## start STORED RECORDS

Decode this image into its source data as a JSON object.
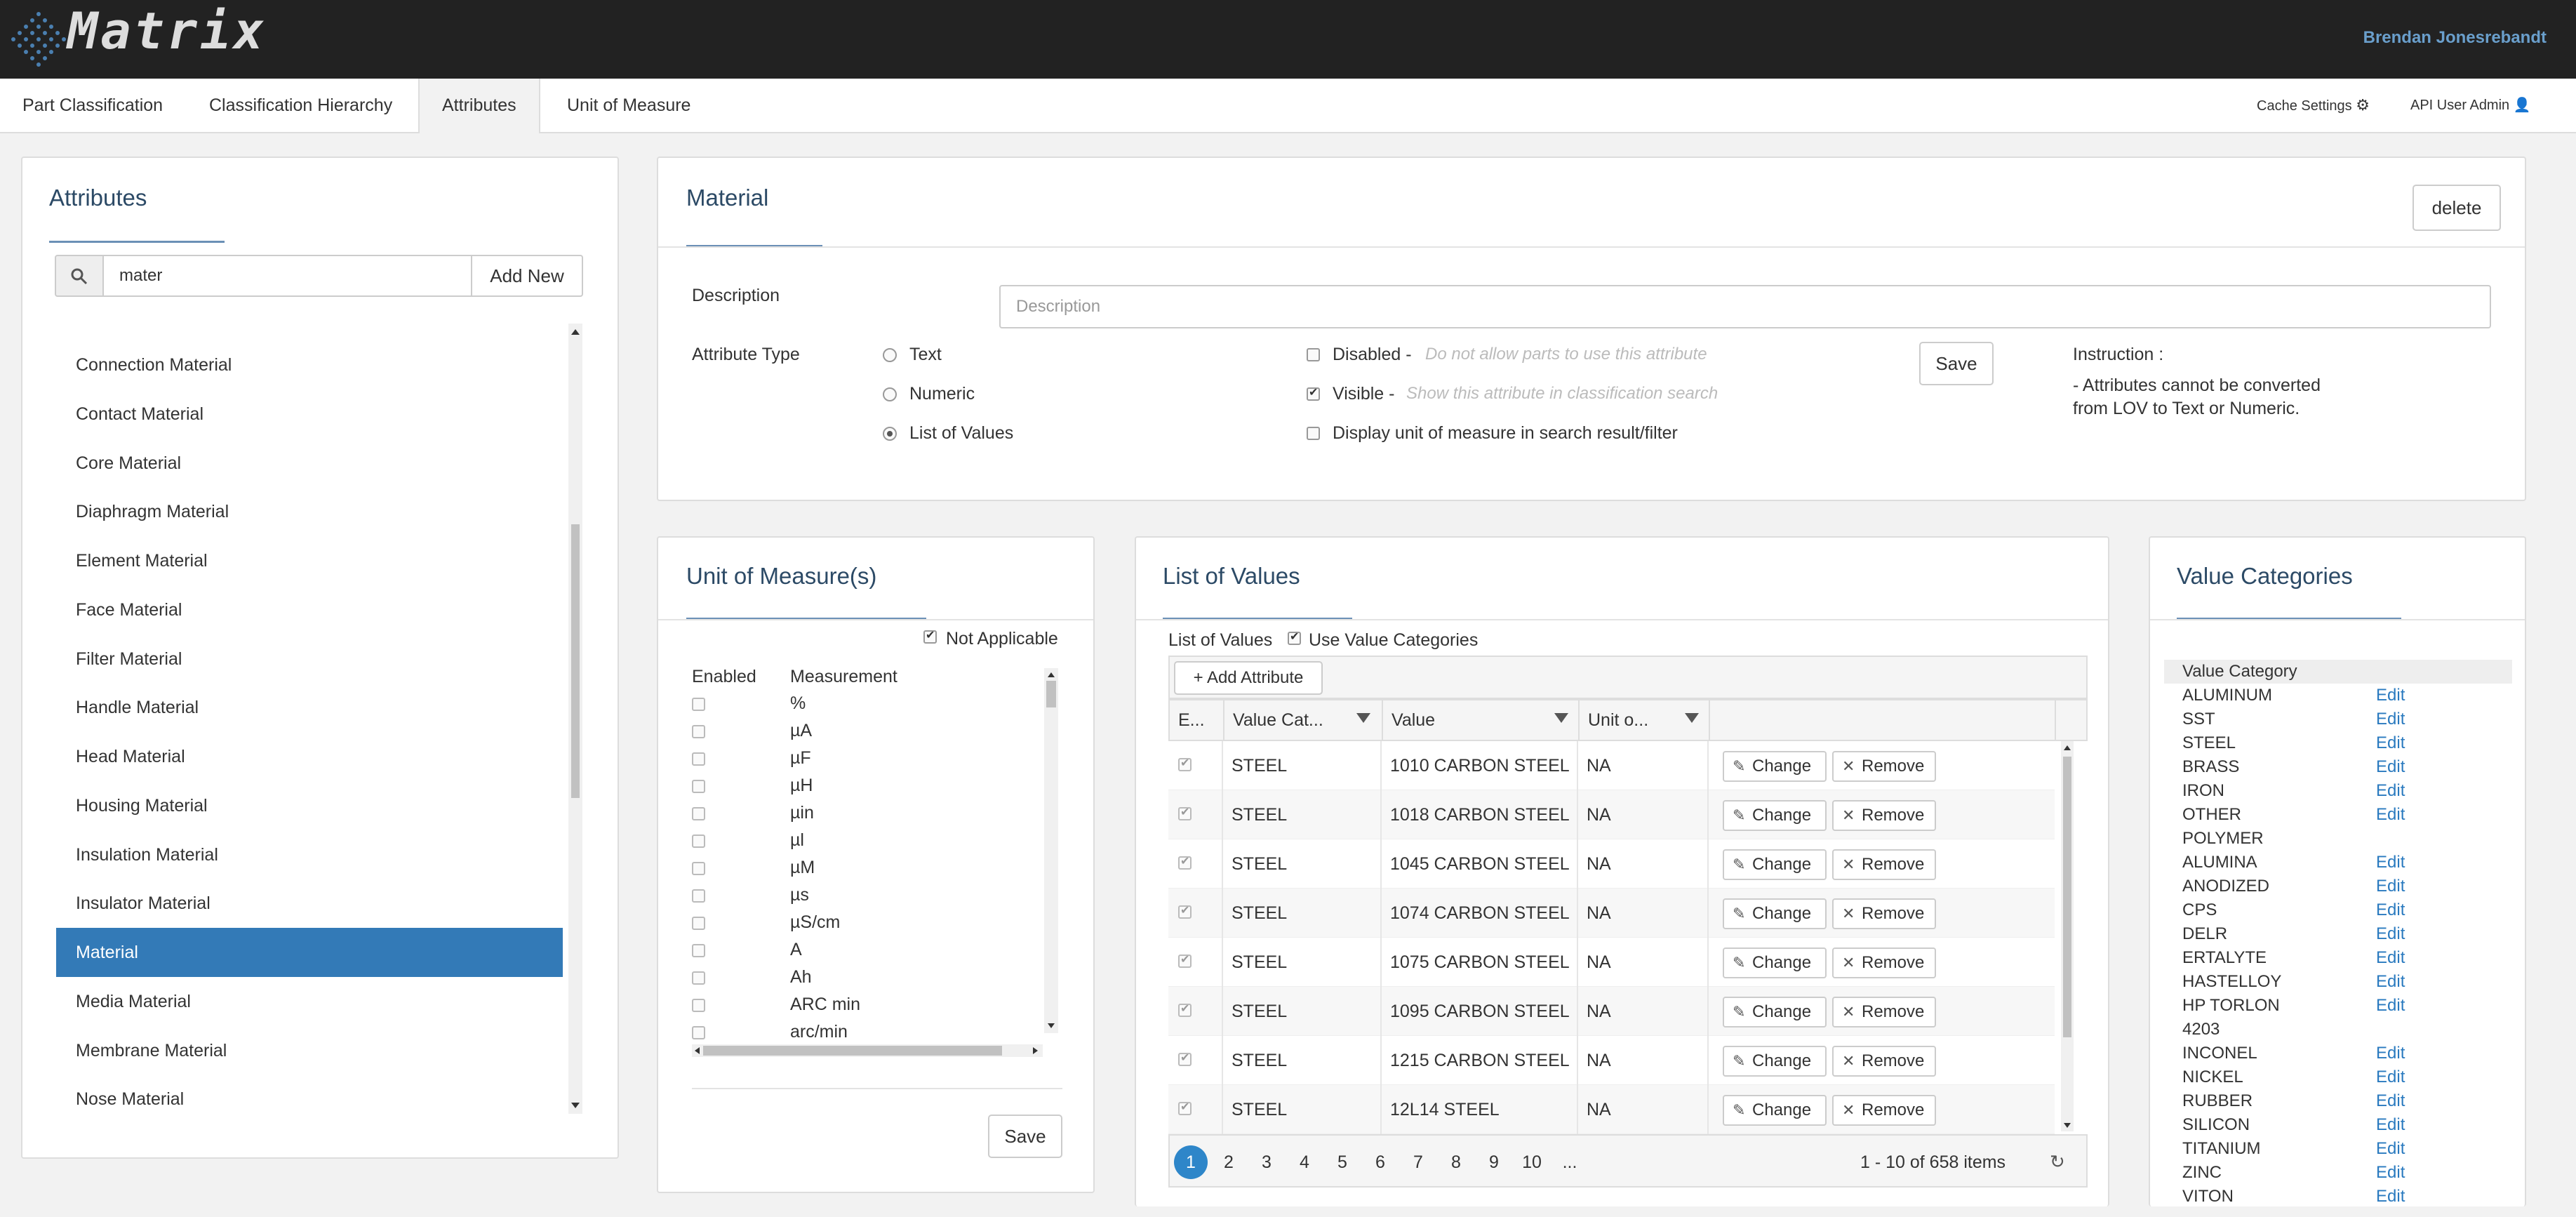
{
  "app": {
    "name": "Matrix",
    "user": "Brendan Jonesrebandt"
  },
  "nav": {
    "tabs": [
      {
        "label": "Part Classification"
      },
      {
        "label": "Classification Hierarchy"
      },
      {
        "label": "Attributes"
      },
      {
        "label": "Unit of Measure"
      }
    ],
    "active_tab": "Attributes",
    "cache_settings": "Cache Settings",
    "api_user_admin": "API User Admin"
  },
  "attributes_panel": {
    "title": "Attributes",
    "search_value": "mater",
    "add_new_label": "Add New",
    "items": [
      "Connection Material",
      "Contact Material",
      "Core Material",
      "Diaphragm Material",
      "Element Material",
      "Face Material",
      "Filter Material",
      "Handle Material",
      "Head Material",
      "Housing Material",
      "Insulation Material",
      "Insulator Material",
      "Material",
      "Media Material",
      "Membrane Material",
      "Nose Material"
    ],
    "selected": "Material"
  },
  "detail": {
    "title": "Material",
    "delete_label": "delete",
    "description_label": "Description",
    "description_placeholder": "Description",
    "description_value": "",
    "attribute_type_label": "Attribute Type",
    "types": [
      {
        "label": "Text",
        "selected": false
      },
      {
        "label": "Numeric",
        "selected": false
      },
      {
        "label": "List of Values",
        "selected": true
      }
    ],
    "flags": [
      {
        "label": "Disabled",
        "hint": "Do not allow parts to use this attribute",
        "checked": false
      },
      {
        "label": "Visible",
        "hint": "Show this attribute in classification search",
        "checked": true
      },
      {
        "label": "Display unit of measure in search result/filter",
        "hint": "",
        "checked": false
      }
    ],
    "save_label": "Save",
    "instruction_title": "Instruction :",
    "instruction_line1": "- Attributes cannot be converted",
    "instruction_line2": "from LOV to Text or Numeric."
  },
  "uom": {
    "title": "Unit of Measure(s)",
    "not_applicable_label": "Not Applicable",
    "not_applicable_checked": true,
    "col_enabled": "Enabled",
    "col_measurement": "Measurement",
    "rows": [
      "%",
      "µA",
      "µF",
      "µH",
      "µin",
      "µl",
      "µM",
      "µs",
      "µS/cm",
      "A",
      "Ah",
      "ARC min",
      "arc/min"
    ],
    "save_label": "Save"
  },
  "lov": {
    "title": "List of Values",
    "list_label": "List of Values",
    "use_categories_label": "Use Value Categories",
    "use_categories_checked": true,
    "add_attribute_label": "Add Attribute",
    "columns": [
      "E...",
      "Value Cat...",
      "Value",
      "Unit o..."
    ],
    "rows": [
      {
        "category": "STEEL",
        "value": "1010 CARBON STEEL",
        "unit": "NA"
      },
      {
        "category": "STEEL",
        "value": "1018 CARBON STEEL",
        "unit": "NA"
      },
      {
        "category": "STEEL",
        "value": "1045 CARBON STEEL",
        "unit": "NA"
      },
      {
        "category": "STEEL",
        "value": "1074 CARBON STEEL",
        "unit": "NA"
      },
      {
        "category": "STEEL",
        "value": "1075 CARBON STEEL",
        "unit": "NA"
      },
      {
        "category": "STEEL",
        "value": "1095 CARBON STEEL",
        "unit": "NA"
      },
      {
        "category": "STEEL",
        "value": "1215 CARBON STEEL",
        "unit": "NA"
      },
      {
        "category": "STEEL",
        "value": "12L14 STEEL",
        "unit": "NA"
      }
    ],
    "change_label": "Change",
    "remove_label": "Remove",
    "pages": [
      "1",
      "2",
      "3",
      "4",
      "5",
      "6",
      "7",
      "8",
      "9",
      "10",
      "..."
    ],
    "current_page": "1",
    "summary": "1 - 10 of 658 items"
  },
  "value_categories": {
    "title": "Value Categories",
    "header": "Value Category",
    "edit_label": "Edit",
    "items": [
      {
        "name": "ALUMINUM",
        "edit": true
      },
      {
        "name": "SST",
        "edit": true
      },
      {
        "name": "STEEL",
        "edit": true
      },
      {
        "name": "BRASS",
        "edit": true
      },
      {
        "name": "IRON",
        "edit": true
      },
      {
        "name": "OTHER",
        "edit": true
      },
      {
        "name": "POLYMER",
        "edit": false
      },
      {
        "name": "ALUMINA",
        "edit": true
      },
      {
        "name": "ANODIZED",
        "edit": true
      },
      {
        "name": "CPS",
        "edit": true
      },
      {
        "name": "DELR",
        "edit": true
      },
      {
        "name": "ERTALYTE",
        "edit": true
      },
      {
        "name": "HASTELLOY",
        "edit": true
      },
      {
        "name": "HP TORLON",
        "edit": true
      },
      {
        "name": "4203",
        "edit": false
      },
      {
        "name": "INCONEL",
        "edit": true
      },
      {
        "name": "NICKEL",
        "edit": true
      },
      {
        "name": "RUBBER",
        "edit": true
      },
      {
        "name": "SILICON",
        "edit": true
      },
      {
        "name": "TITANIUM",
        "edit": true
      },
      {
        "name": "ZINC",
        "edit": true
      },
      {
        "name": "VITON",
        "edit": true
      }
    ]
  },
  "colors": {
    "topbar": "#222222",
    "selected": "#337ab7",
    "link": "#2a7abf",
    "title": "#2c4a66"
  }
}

## end STORED RECORDS
## start STORED RECORDS

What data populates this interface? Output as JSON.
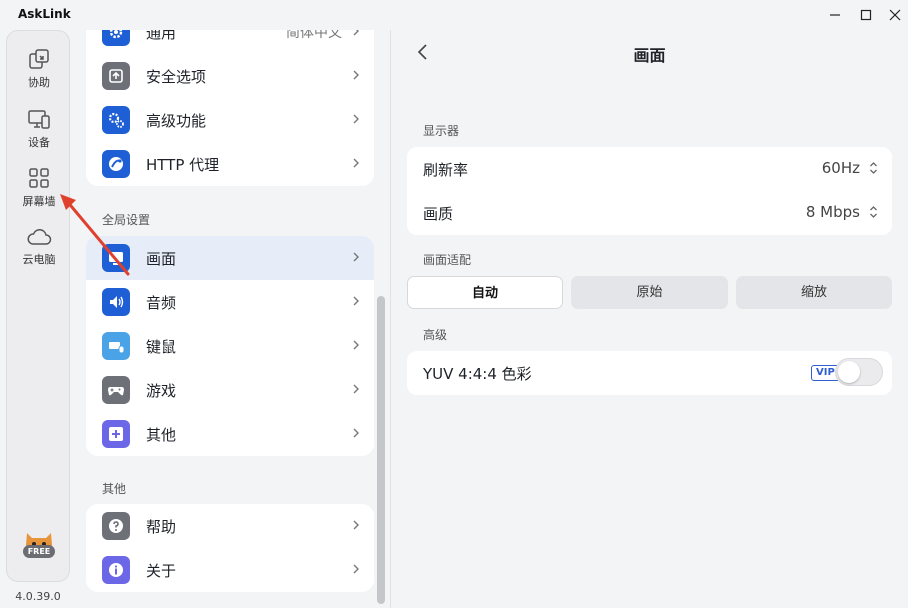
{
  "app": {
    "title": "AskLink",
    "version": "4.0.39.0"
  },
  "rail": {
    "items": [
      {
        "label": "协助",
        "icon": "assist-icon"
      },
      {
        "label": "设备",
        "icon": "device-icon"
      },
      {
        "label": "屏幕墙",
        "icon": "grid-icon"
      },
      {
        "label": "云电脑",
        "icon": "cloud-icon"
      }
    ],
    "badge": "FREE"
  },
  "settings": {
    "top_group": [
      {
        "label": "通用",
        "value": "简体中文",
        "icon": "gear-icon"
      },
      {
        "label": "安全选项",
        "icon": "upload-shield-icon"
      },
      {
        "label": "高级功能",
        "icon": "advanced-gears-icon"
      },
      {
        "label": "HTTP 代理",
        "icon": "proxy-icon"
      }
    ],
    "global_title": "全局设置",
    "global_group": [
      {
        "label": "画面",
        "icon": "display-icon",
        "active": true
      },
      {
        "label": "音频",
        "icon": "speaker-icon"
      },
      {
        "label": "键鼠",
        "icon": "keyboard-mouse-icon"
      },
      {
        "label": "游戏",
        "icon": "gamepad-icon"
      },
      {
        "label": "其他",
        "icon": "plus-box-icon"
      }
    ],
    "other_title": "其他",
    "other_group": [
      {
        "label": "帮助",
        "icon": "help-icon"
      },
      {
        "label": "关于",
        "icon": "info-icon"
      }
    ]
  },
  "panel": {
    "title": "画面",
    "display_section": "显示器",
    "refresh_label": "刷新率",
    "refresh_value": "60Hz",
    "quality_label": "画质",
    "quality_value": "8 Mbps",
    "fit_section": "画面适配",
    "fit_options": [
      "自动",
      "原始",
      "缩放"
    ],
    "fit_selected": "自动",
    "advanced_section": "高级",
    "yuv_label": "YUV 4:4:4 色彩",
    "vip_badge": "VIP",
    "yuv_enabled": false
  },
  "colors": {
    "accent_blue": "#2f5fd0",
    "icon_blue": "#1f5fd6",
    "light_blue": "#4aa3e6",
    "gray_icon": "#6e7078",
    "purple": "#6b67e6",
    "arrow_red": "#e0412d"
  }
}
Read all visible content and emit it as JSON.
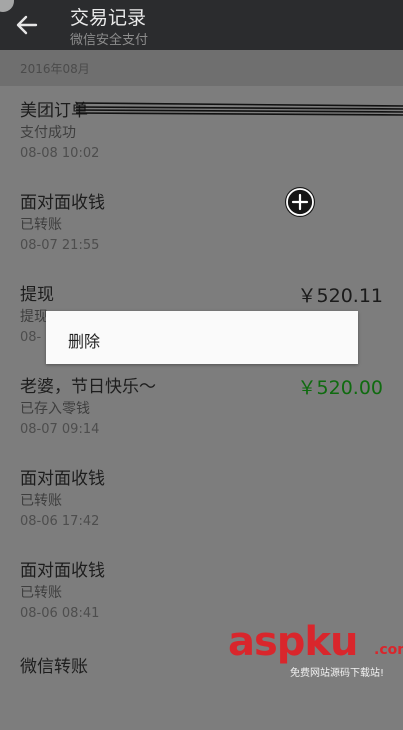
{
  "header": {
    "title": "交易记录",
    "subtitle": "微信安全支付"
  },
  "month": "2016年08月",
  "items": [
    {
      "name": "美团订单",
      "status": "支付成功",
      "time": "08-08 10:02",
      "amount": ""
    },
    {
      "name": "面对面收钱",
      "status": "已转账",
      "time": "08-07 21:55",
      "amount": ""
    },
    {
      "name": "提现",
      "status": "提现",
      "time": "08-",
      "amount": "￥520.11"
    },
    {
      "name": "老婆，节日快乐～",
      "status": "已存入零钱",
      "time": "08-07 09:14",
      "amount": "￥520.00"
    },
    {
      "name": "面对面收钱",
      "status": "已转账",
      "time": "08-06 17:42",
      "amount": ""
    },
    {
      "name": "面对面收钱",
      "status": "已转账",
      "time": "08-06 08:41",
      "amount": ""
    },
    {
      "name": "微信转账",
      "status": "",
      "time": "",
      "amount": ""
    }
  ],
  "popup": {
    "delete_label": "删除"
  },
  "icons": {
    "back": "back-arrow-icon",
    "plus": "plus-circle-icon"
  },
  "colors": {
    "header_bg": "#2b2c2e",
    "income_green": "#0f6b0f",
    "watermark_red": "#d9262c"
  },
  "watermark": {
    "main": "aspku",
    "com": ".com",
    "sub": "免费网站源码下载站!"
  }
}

## end STORED RECORDS

### WRITTEN REQUEST
Locate each line with the word "Numeric" and copy it.

### TASK RESPONSE
        "label": "Numeric",
    "instruction_line2": "from LOV to Text or Numeric."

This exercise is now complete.